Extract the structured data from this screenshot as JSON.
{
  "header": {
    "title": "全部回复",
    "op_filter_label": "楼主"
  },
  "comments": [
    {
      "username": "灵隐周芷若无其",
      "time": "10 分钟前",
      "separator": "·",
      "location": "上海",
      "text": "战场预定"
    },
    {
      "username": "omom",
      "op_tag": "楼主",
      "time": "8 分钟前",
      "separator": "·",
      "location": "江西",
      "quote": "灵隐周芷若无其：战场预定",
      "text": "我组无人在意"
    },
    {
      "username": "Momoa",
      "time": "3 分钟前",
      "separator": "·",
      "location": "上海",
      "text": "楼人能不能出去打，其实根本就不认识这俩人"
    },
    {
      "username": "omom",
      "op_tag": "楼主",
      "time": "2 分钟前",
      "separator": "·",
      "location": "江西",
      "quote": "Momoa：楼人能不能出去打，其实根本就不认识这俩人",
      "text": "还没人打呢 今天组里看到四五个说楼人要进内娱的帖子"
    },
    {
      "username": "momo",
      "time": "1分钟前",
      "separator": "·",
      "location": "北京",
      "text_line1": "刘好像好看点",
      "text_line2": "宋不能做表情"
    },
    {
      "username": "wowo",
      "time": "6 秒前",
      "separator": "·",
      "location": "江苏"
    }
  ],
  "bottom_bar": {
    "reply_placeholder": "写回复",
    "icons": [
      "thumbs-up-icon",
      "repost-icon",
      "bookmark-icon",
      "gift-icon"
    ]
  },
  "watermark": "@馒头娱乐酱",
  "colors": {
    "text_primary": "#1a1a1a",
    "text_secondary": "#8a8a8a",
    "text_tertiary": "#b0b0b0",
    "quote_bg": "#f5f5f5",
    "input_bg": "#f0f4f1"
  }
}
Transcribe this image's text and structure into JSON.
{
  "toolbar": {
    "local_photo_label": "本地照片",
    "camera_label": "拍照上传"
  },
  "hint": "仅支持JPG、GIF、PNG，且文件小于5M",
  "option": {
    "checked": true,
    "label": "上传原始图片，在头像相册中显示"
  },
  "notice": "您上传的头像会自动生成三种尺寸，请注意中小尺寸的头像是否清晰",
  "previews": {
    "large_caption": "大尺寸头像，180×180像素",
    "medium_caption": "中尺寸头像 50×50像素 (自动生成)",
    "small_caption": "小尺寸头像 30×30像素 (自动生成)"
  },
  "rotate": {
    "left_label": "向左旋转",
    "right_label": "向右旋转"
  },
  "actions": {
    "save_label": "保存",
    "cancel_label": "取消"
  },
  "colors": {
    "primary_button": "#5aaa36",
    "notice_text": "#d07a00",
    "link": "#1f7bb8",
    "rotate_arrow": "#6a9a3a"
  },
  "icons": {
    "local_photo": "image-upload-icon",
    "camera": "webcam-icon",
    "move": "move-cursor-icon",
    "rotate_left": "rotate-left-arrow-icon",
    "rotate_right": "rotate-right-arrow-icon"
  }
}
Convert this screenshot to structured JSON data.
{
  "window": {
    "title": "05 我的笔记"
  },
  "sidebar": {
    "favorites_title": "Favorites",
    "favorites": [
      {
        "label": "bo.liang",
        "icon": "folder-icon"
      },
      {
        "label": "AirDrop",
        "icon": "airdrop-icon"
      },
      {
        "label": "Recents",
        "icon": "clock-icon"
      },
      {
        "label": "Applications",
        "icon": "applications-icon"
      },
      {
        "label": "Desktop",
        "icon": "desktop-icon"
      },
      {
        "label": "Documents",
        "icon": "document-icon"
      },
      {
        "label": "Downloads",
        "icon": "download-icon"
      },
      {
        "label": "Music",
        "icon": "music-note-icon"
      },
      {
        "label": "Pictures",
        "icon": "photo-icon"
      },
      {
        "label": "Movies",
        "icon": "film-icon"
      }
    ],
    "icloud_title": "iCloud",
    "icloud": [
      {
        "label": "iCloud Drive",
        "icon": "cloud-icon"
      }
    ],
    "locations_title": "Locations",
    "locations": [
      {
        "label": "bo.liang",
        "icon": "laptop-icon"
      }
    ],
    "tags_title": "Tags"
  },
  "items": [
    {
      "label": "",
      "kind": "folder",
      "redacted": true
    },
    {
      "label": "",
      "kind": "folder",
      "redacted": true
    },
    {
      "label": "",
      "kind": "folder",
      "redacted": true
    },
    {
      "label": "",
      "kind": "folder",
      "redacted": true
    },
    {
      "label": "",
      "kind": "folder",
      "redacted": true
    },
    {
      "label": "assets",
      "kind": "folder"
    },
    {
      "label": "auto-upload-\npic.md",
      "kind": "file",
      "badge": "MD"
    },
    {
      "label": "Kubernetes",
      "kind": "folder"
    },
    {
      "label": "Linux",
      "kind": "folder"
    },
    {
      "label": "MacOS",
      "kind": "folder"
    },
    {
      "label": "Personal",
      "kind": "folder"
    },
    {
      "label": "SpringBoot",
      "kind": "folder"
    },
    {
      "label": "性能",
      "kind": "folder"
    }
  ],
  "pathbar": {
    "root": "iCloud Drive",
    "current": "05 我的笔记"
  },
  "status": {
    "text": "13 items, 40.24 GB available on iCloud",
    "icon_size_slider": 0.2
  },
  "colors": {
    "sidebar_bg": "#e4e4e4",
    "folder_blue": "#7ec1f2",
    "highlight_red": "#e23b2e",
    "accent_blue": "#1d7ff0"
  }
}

- - -

* What the task requires: Please restate the data word for word, every record included.

* Task answer:
Extract the structured data from this screenshot as JSON.
{
  "header": {
    "title": "全部回复",
    "op_filter_label": "楼主"
  },
  "comments": [
    {
      "username": "灵隐周芷若无其",
      "time": "10 分钟前",
      "separator": "·",
      "location": "上海",
      "text": "战场预定"
    },
    {
      "username": "omom",
      "op_tag": "楼主",
      "time": "8 分钟前",
      "separator": "·",
      "location": "江西",
      "quote": "灵隐周芷若无其：战场预定",
      "text": "我组无人在意"
    },
    {
      "username": "Momoa",
      "time": "3 分钟前",
      "separator": "·",
      "location": "上海",
      "text": "楼人能不能出去打，其实根本就不认识这俩人"
    },
    {
      "username": "omom",
      "op_tag": "楼主",
      "time": "2 分钟前",
      "separator": "·",
      "location": "江西",
      "quote": "Momoa：楼人能不能出去打，其实根本就不认识这俩人",
      "text": "还没人打呢 今天组里看到四五个说楼人要进内娱的帖子"
    },
    {
      "username": "momo",
      "time": "1分钟前",
      "separator": "·",
      "location": "北京",
      "text_line1": "刘好像好看点",
      "text_line2": "宋不能做表情"
    },
    {
      "username": "wowo",
      "time": "6 秒前",
      "separator": "·",
      "location": "江苏"
    }
  ],
  "bottom_bar": {
    "reply_placeholder": "写回复",
    "icons": [
      "thumbs-up-icon",
      "repost-icon",
      "bookmark-icon",
      "gift-icon"
    ]
  },
  "watermark": "@馒头娱乐酱",
  "colors": {
    "text_primary": "#1a1a1a",
    "text_secondary": "#8a8a8a",
    "text_tertiary": "#b0b0b0",
    "quote_bg": "#f5f5f5",
    "input_bg": "#f0f4f1"
  }
}
Transcribe this image's text and structure into JSON.
{
  "toolbar": {
    "local_photo_label": "本地照片",
    "camera_label": "拍照上传"
  },
  "hint": "仅支持JPG、GIF、PNG，且文件小于5M",
  "option": {
    "checked": true,
    "label": "上传原始图片，在头像相册中显示"
  },
  "notice": "您上传的头像会自动生成三种尺寸，请注意中小尺寸的头像是否清晰",
  "previews": {
    "large_caption": "大尺寸头像，180×180像素",
    "medium_caption": "中尺寸头像 50×50像素 (自动生成)",
    "small_caption": "小尺寸头像 30×30像素 (自动生成)"
  },
  "rotate": {
    "left_label": "向左旋转",
    "right_label": "向右旋转"
  },
  "actions": {
    "save_label": "保存",
    "cancel_label": "取消"
  },
  "colors": {
    "primary_button": "#5aaa36",
    "notice_text": "#d07a00",
    "link": "#1f7bb8",
    "rotate_arrow": "#6a9a3a"
  },
  "icons": {
    "local_photo": "image-upload-icon",
    "camera": "webcam-icon",
    "move": "move-cursor-icon",
    "rotate_left": "rotate-left-arrow-icon",
    "rotate_right": "rotate-right-arrow-icon"
  }
}
Convert this screenshot to structured JSON data.
{
  "window": {
    "title": "05 我的笔记"
  },
  "sidebar": {
    "favorites_title": "Favorites",
    "favorites": [
      {
        "label": "bo.liang",
        "icon": "folder-icon"
      },
      {
        "label": "AirDrop",
        "icon": "airdrop-icon"
      },
      {
        "label": "Recents",
        "icon": "clock-icon"
      },
      {
        "label": "Applications",
        "icon": "applications-icon"
      },
      {
        "label": "Desktop",
        "icon": "desktop-icon"
      },
      {
        "label": "Documents",
        "icon": "document-icon"
      },
      {
        "label": "Downloads",
        "icon": "download-icon"
      },
      {
        "label": "Music",
        "icon": "music-note-icon"
      },
      {
        "label": "Pictures",
        "icon": "photo-icon"
      },
      {
        "label": "Movies",
        "icon": "film-icon"
      }
    ],
    "icloud_title": "iCloud",
    "icloud": [
      {
        "label": "iCloud Drive",
        "icon": "cloud-icon"
      }
    ],
    "locations_title": "Locations",
    "locations": [
      {
        "label": "bo.liang",
        "icon": "laptop-icon"
      }
    ],
    "tags_title": "Tags"
  },
  "items": [
    {
      "label": "",
      "kind": "folder",
      "redacted": true
    },
    {
      "label": "",
      "kind": "folder",
      "redacted": true
    },
    {
      "label": "",
      "kind": "folder",
      "redacted": true
    },
    {
      "label": "",
      "kind": "folder",
      "redacted": true
    },
    {
      "label": "",
      "kind": "folder",
      "redacted": true
    },
    {
      "label": "assets",
      "kind": "folder"
    },
    {
      "label": "auto-upload-\npic.md",
      "kind": "file",
      "badge": "MD"
    },
    {
      "label": "Kubernetes",
      "kind": "folder"
    },
    {
      "label": "Linux",
      "kind": "folder"
    },
    {
      "label": "MacOS",
      "kind": "folder"
    },
    {
      "label": "Personal",
      "kind": "folder"
    },
    {
      "label": "SpringBoot",
      "kind": "folder"
    },
    {
      "label": "性能",
      "kind": "folder"
    }
  ],
  "pathbar": {
    "root": "iCloud Drive",
    "current": "05 我的笔记"
  },
  "status": {
    "text": "13 items, 40.24 GB available on iCloud",
    "icon_size_slider": 0.2
  },
  "colors": {
    "sidebar_bg": "#e4e4e4",
    "folder_blue": "#7ec1f2",
    "highlight_red": "#e23b2e",
    "accent_blue": "#1d7ff0"
  }
}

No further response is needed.